Among the lines below, list those containing the string "nconc".

--- Start ---

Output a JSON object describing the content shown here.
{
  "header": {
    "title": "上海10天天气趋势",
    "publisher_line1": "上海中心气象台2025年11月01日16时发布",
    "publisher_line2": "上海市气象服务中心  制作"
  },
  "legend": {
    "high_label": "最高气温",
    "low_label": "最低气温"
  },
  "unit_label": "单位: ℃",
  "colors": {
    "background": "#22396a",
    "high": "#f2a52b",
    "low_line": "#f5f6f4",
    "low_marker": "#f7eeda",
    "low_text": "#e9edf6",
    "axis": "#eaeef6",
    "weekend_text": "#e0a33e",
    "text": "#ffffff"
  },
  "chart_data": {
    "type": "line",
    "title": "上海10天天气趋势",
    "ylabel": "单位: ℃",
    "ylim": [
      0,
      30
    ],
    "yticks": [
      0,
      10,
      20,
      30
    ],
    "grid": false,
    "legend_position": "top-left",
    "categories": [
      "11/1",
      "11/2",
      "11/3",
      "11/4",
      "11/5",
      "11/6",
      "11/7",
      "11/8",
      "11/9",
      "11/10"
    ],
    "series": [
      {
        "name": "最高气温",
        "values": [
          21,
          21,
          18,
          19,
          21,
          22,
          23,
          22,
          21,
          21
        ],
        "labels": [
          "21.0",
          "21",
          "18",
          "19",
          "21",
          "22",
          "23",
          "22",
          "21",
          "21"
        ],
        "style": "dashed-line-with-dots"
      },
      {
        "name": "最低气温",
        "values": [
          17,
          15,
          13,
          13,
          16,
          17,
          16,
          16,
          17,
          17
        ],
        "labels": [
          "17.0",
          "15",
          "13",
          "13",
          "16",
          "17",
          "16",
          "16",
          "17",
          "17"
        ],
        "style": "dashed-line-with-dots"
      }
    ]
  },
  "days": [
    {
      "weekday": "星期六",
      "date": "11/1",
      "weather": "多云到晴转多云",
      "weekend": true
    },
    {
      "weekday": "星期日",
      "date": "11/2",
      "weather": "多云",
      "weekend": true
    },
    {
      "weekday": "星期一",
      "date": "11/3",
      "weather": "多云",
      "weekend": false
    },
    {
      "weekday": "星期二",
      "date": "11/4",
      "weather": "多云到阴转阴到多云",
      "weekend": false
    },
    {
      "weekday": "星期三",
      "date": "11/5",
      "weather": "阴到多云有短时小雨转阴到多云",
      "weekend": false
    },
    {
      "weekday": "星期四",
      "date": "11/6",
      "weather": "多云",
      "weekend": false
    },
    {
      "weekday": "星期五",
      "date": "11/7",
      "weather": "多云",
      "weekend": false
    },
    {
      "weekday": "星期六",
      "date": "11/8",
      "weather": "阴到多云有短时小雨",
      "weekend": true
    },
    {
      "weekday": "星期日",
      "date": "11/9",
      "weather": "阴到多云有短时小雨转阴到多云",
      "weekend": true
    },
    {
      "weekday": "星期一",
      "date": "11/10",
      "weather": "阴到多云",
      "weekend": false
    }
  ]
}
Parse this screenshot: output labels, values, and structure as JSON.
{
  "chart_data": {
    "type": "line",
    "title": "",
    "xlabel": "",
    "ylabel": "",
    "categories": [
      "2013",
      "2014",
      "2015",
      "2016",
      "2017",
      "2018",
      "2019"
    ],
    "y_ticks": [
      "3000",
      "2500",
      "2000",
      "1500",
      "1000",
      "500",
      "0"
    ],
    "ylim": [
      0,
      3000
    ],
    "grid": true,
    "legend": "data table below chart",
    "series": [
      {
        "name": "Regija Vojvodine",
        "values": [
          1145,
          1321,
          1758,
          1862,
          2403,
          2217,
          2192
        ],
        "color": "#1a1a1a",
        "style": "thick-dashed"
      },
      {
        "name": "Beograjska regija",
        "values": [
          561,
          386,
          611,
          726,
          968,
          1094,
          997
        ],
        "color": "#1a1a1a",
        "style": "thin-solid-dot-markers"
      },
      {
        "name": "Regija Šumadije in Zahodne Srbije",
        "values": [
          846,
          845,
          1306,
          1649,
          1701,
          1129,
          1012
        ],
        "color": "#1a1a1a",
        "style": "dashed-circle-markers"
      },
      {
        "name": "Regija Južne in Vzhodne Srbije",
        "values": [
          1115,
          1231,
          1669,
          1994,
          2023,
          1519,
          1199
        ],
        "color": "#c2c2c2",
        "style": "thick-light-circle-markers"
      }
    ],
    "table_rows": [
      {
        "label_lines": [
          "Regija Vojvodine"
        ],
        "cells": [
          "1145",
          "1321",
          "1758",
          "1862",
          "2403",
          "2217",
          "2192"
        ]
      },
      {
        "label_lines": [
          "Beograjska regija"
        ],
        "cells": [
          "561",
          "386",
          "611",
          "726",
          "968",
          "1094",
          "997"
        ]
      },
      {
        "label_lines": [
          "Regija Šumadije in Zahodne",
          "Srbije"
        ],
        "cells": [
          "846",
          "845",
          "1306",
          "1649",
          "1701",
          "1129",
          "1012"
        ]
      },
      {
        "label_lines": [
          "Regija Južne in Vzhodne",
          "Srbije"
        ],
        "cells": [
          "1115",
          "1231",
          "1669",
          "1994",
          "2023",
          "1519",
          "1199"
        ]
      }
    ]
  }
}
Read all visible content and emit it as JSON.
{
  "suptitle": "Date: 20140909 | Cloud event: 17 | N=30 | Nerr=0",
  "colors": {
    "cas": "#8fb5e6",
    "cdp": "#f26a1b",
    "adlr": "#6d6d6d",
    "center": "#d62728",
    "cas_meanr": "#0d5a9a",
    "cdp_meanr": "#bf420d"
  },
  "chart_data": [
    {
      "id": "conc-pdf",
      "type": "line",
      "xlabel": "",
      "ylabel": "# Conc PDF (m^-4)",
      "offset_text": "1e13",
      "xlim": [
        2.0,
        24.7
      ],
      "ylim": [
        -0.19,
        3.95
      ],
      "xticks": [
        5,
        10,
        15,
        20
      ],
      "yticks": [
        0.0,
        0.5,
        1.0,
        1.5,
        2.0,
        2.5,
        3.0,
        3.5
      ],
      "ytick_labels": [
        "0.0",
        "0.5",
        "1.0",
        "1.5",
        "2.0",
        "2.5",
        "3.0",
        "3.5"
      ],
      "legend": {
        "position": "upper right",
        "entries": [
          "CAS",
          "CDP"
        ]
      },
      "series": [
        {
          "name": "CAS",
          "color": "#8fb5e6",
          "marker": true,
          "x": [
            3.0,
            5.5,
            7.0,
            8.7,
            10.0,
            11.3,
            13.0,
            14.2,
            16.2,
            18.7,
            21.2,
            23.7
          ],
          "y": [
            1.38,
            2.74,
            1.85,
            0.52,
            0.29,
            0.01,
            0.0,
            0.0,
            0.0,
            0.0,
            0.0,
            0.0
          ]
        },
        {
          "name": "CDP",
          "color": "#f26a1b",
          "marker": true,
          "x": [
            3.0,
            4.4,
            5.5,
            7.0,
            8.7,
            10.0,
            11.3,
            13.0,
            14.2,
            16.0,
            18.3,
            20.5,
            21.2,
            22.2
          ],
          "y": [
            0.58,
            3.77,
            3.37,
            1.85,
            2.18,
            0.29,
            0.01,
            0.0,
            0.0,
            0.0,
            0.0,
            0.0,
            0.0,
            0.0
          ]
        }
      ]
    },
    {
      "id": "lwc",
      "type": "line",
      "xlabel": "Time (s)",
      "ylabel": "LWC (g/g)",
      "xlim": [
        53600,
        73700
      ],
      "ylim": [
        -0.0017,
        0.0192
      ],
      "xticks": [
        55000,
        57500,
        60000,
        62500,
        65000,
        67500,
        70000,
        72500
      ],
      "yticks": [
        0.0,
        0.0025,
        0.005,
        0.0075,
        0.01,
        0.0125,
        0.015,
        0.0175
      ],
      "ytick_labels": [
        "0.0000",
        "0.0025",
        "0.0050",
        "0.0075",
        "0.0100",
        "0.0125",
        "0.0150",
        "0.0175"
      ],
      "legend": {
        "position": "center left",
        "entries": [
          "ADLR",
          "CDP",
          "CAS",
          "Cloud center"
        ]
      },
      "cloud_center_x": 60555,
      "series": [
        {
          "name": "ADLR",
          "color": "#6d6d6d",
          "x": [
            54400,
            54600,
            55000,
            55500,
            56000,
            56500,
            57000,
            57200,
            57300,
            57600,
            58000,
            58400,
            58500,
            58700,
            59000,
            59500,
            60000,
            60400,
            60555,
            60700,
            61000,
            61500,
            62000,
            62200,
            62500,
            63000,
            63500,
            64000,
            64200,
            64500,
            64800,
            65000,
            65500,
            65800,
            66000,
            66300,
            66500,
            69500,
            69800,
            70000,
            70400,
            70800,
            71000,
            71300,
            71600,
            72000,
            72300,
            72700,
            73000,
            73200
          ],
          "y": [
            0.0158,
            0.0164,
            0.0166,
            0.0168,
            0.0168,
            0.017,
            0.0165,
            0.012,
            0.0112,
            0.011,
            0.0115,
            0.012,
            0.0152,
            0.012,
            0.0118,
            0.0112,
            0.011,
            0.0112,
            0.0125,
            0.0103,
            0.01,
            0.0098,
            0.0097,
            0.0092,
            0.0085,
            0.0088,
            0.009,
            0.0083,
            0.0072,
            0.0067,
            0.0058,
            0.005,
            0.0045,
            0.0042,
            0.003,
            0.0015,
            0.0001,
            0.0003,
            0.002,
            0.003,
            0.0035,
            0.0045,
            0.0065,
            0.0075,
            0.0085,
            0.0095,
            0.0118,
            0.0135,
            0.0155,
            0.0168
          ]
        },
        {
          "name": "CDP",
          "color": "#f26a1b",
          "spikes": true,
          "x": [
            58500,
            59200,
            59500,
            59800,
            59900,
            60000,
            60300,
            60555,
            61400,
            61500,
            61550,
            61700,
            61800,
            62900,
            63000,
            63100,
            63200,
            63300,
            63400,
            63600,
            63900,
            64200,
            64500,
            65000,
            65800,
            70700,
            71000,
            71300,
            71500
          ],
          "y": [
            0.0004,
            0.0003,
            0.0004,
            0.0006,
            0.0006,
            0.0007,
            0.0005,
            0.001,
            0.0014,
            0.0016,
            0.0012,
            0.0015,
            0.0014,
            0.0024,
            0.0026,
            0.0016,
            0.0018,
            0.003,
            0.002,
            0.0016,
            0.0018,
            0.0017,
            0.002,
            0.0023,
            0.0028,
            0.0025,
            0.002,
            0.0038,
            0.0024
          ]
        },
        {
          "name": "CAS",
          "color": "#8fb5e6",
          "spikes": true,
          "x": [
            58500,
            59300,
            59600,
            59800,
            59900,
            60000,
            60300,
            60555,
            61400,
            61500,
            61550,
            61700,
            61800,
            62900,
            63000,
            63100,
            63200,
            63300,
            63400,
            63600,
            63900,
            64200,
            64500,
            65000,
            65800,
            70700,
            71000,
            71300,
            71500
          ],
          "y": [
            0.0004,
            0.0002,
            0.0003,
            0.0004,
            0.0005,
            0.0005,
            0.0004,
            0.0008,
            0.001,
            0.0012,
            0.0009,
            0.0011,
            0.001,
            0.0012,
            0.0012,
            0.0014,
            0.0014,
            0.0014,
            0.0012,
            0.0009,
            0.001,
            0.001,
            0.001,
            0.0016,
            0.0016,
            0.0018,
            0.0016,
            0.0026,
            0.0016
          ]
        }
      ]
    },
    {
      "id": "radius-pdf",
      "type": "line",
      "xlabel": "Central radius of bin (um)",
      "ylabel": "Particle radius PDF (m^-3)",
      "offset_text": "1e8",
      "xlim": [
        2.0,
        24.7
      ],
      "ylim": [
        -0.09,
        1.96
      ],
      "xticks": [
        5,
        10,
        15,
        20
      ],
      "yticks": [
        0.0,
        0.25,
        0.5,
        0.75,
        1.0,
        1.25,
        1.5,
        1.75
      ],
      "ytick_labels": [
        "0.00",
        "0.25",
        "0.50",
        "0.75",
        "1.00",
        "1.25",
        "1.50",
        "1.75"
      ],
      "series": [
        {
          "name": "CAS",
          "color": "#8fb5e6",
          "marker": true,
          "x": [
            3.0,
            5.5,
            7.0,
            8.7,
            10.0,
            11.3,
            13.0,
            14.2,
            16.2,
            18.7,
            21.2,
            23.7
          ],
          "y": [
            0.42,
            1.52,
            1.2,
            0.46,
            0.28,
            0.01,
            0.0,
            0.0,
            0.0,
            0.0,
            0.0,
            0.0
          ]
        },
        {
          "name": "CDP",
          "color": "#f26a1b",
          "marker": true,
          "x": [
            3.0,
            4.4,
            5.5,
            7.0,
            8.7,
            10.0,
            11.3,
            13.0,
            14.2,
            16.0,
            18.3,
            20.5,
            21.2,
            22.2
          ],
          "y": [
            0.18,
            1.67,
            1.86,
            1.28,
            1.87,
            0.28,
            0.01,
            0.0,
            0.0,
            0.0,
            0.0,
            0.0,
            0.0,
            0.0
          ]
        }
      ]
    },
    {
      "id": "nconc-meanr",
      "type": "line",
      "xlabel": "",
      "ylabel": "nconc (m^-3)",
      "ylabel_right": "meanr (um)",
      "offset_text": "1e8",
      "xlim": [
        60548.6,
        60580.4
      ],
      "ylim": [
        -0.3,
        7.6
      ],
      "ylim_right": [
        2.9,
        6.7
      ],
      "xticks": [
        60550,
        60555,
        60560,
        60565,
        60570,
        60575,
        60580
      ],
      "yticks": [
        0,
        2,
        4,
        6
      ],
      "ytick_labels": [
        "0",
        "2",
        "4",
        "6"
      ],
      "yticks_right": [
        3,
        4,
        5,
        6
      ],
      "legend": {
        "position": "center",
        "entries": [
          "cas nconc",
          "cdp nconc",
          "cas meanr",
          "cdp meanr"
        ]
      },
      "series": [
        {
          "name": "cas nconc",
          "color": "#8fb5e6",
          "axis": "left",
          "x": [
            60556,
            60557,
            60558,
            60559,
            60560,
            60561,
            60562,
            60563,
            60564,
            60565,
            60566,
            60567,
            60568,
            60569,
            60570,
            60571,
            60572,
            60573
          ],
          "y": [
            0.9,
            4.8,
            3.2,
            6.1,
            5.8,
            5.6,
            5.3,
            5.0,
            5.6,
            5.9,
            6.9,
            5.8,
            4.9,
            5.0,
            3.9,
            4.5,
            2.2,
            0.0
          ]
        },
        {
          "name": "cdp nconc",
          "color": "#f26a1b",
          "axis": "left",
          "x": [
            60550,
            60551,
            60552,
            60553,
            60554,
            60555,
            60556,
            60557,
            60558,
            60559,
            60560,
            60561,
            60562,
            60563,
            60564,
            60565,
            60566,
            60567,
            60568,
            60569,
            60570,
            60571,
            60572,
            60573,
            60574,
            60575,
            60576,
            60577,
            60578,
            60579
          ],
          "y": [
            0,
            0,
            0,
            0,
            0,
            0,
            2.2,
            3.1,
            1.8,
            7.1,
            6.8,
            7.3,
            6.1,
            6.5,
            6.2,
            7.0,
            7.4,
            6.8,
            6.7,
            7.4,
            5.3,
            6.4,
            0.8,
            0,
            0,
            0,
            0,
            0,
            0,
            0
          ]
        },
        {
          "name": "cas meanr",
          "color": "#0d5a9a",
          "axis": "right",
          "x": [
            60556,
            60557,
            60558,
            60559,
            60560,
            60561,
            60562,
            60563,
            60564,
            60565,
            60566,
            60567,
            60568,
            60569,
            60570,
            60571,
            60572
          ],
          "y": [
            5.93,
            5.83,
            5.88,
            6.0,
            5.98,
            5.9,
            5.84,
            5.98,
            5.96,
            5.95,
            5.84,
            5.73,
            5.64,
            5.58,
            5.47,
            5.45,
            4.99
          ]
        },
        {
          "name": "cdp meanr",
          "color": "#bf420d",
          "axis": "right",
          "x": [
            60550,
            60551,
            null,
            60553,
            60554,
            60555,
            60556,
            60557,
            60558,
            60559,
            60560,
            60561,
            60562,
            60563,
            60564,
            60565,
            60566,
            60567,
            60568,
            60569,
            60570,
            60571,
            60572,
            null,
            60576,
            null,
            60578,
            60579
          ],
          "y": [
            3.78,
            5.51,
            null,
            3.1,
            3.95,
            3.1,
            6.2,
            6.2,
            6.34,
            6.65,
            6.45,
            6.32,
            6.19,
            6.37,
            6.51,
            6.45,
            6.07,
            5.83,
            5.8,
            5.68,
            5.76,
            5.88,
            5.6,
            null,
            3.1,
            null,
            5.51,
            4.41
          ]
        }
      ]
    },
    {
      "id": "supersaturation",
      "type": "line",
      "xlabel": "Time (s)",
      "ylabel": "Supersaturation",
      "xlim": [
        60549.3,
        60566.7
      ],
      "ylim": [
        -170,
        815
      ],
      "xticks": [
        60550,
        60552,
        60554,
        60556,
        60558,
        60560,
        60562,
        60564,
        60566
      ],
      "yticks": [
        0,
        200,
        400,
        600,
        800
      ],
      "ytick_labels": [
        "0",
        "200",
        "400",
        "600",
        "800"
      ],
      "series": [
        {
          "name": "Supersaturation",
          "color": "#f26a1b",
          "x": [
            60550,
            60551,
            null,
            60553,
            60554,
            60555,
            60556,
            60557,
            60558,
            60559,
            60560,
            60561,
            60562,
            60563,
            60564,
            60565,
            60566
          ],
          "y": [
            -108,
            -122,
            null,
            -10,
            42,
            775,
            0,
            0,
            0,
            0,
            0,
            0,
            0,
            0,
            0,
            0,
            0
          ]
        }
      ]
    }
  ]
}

--- End ---

- _ANSWER TO THE PROBLEM_:
      "id": "nconc-meanr",
      "ylabel": "nconc (m^-3)",
          "cas nconc",
          "cdp nconc",
          "name": "cas nconc",
          "name": "cdp nconc",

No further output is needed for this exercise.